**TO DO**
The exercise asks you to copy every line below in which "akropole" appears.

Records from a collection
........

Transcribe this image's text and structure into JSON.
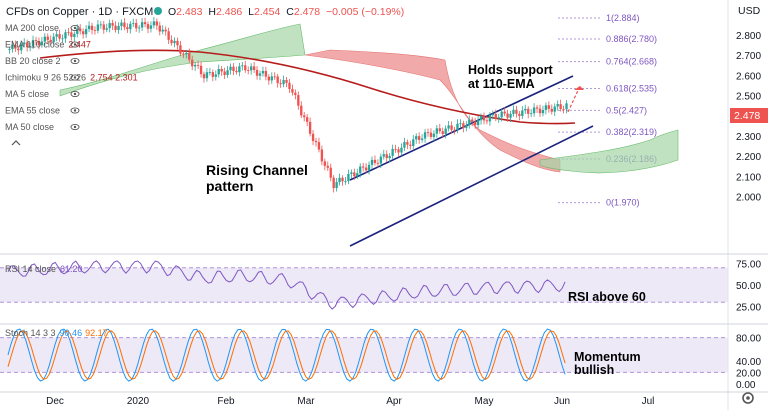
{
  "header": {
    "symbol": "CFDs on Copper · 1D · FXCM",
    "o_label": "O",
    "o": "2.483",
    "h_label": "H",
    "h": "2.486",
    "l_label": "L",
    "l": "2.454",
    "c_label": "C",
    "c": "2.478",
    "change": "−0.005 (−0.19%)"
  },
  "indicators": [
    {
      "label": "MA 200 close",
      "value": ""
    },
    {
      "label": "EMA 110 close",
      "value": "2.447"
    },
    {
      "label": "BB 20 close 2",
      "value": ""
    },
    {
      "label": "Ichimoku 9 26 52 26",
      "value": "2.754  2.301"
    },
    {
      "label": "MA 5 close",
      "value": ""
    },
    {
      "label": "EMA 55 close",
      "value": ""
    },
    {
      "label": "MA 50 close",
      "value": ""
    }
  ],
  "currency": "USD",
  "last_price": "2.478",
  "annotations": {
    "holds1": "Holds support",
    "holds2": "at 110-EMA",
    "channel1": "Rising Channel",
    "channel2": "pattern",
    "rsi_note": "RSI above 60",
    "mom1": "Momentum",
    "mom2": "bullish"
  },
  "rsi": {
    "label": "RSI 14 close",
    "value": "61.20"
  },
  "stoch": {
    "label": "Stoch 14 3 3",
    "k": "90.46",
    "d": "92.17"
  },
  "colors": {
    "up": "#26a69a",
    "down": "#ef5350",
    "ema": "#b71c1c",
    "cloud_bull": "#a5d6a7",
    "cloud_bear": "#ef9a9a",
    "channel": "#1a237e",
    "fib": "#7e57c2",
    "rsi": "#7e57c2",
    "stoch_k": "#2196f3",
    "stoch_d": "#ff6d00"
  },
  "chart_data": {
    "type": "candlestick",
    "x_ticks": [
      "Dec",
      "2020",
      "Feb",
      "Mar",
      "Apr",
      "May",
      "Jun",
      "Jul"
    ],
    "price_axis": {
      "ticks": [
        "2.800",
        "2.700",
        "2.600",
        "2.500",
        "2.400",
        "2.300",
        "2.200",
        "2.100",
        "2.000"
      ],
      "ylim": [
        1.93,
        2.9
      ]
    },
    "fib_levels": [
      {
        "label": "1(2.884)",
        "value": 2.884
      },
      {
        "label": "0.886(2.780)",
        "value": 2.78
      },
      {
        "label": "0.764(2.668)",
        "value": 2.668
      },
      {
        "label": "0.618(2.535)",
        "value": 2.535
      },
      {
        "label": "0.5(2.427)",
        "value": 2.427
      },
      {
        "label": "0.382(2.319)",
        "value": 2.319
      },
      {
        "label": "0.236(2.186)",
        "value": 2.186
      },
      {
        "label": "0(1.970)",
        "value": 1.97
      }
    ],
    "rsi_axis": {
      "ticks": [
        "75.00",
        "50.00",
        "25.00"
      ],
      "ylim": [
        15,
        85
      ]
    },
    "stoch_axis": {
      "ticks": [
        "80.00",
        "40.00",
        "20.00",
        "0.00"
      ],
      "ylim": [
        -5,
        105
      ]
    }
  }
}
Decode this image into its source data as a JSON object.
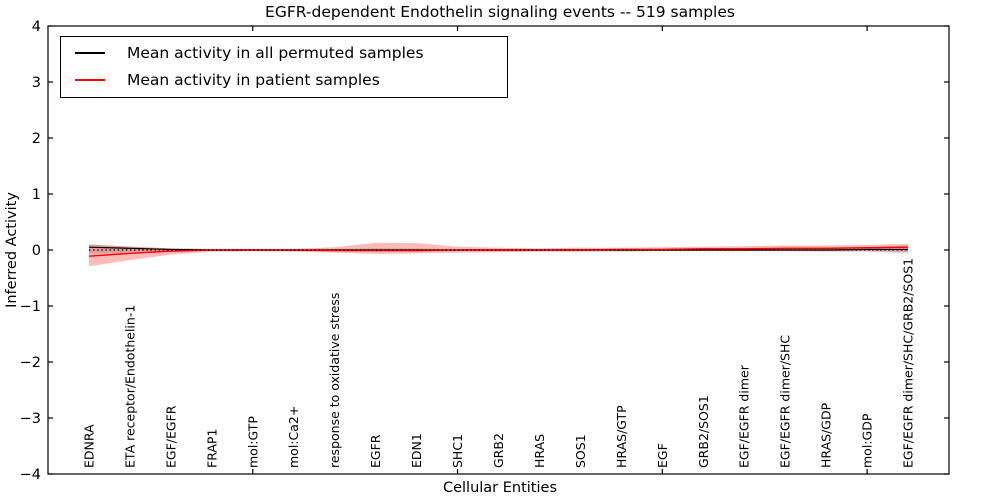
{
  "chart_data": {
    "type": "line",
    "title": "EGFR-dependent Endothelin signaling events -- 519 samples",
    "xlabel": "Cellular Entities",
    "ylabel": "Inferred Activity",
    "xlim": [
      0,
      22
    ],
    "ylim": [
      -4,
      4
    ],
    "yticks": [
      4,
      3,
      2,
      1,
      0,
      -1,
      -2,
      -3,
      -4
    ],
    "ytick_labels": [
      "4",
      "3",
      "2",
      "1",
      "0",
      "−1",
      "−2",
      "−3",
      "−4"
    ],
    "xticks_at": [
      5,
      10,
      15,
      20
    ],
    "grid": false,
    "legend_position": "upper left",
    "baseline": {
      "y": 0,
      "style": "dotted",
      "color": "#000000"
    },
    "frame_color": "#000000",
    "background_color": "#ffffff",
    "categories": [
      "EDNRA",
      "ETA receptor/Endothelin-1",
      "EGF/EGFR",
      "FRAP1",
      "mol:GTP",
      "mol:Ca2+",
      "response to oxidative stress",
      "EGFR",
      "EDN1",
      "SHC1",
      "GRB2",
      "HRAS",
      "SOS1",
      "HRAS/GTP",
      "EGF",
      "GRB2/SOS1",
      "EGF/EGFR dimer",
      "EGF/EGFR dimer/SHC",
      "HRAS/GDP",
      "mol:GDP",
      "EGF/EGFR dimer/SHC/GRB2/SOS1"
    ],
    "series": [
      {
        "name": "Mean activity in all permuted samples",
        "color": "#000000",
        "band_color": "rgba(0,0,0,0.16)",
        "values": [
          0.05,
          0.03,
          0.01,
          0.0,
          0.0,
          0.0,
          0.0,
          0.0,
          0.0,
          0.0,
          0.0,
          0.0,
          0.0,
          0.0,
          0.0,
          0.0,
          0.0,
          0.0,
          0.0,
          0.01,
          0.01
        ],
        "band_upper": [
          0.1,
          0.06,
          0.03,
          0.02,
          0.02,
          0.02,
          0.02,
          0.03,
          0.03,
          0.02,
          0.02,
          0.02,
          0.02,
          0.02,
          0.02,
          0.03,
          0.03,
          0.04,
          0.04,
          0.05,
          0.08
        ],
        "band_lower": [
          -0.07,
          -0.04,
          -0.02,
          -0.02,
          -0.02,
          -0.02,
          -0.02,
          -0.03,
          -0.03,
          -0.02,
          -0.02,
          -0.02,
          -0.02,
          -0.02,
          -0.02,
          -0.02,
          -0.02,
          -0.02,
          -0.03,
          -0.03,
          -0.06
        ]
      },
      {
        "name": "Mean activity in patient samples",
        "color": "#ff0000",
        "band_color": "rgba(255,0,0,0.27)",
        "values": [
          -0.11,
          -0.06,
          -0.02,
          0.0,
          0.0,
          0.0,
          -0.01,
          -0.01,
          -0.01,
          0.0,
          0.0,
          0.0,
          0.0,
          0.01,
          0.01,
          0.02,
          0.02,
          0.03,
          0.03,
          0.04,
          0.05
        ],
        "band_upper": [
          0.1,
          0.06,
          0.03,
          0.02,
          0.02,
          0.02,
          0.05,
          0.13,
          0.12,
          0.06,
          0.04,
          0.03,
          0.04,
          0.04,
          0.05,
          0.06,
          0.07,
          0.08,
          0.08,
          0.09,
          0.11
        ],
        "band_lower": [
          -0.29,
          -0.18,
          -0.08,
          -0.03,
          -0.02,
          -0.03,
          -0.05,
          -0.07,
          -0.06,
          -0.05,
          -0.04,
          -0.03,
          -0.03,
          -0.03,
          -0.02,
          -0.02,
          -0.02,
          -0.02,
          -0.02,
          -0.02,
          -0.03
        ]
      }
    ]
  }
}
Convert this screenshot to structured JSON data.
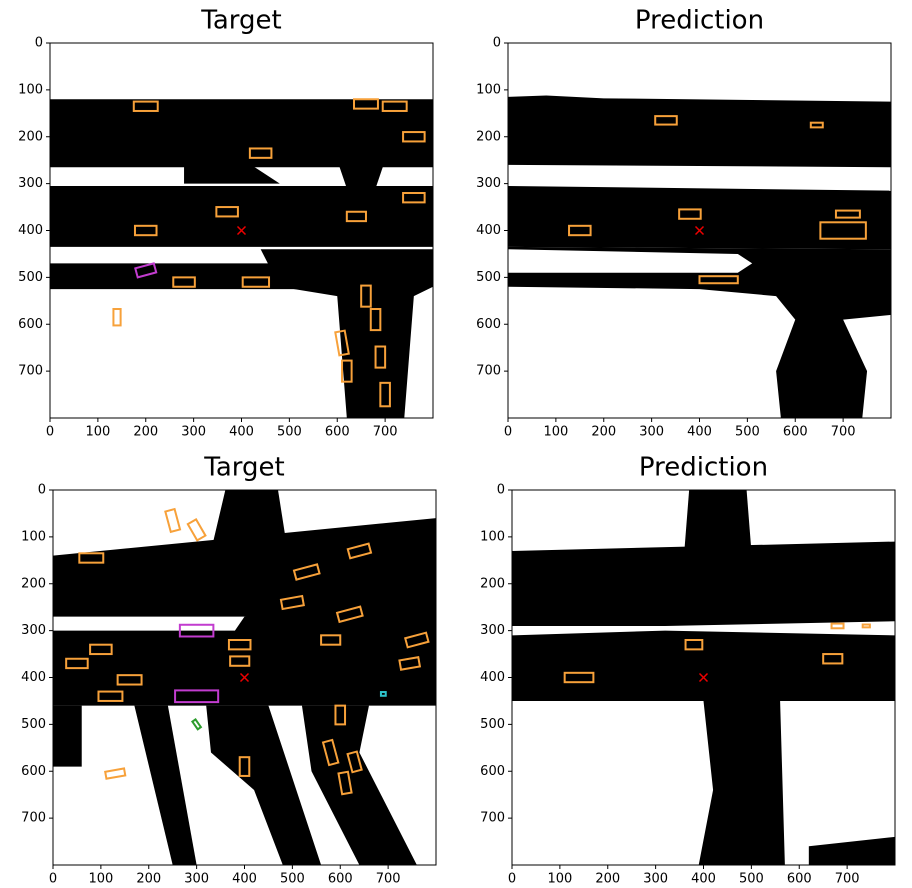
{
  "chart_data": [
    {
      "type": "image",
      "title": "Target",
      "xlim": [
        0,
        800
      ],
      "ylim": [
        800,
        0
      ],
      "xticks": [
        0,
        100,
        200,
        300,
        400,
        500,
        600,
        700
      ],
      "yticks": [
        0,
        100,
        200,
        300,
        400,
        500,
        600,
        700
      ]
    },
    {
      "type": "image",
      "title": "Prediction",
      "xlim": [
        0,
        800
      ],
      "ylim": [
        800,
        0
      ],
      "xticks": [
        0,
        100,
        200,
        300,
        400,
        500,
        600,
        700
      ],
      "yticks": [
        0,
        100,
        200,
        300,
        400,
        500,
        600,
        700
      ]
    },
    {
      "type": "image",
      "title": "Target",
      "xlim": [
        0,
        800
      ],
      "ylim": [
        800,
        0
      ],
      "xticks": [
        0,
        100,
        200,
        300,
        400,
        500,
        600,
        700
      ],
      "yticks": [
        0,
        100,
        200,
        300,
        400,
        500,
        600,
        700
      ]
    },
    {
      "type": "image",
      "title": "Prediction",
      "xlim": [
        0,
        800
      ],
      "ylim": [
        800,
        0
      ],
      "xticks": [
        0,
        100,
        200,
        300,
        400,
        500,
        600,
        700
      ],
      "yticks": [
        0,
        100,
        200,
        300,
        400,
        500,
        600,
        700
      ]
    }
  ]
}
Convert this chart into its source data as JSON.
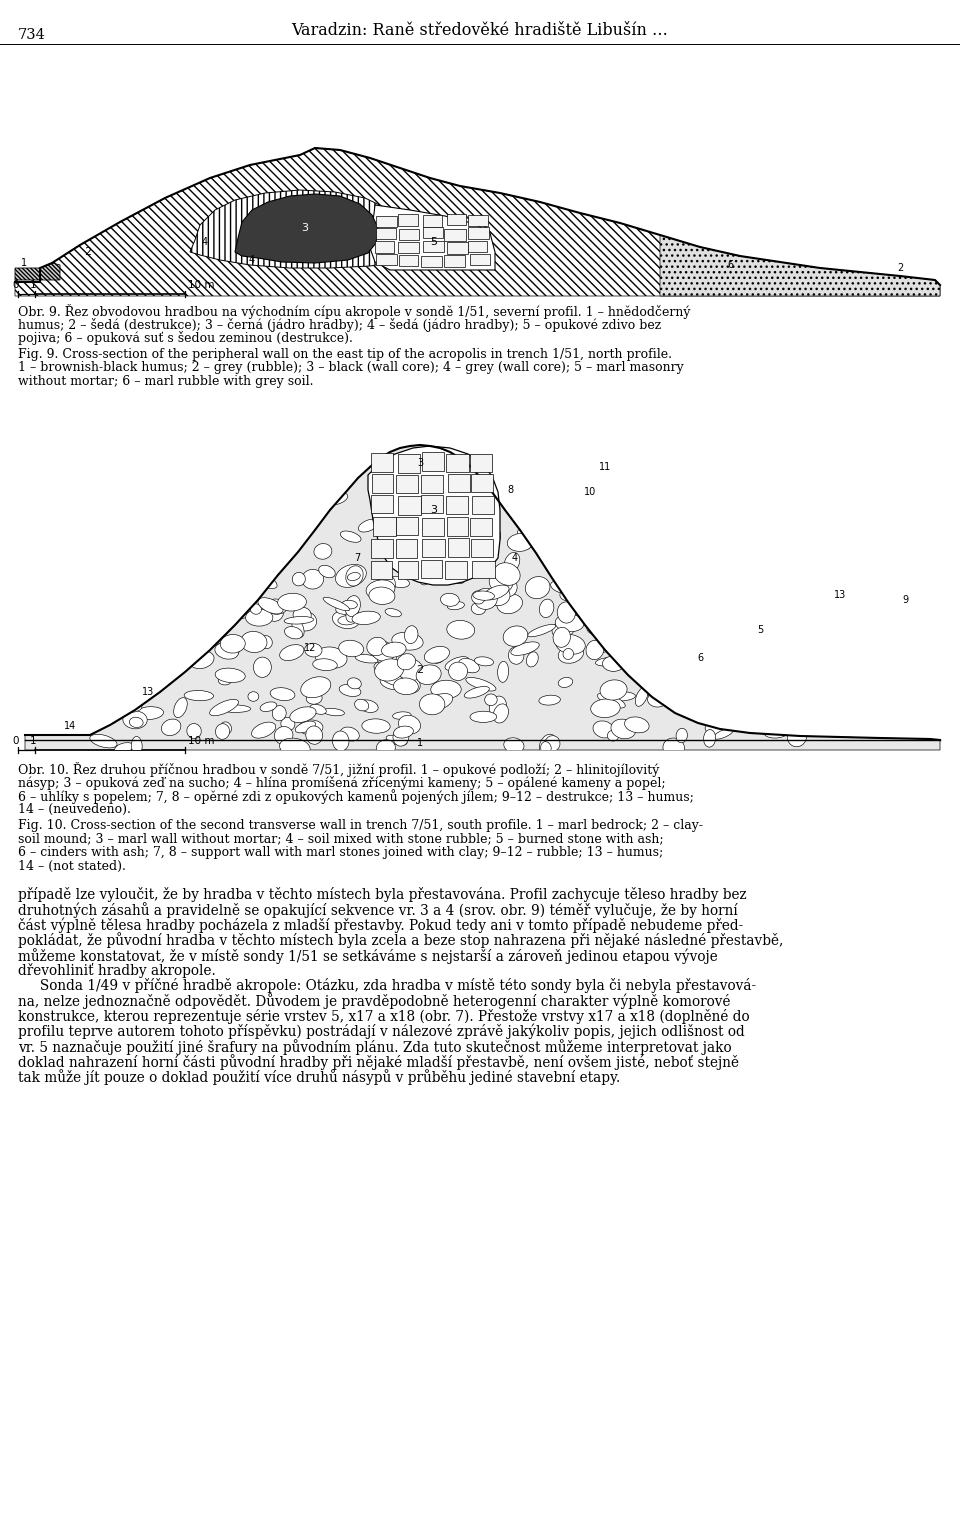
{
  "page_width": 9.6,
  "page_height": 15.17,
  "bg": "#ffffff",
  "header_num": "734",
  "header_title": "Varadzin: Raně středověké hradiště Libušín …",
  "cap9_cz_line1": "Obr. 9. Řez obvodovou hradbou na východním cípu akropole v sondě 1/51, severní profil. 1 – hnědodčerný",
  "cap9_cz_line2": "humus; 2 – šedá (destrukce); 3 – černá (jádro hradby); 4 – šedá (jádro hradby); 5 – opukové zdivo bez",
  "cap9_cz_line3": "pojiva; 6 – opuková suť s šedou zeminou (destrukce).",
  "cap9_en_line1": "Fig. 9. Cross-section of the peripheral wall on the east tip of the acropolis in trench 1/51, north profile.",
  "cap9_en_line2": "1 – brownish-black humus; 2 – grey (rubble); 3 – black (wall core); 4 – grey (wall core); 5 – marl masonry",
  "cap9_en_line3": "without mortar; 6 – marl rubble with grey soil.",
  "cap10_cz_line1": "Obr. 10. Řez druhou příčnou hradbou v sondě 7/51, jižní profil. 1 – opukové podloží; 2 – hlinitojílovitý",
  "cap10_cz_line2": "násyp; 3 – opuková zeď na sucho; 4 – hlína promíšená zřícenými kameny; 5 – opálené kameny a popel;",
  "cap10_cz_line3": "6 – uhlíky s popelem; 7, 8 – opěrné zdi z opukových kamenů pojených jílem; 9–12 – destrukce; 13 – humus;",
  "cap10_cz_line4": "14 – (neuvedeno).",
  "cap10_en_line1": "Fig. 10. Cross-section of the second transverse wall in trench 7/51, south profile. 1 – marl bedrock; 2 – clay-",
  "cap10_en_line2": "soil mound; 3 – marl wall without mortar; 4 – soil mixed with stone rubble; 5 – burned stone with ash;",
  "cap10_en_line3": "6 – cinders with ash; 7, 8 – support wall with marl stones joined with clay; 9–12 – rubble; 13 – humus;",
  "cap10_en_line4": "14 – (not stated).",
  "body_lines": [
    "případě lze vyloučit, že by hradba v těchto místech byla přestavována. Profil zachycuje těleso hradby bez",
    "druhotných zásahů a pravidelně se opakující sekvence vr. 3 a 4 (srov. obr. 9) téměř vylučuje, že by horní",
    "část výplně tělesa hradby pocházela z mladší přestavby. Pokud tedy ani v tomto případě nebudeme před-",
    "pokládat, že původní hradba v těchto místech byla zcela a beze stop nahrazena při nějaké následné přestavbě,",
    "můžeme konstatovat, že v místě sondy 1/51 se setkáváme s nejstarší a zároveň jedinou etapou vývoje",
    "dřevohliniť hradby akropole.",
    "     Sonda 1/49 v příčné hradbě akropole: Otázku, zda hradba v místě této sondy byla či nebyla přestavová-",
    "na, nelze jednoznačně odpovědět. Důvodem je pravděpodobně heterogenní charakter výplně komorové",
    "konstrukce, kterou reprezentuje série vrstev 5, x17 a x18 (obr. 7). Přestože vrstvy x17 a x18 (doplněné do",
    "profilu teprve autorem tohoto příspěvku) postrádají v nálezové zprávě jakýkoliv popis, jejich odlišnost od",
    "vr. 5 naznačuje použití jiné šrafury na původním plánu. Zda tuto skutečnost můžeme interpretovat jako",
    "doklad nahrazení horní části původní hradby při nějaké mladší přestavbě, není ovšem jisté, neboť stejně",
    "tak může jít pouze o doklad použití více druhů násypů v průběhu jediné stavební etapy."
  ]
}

........

**RESPONSE TO THIS TASK**
  "cap9_cz_line1": "Obr. 9. Řez obvodovou hradbou na východním cípu akropole v sondě 1/51, severní profil. 1 – hnědodčerný",
    "dřevohliniť hradby akropole.",
    "     Sonda 1/49 v příčné hradbě akropole: Otázku, zda hradba v místě této sondy byla či nebyla přestavová-",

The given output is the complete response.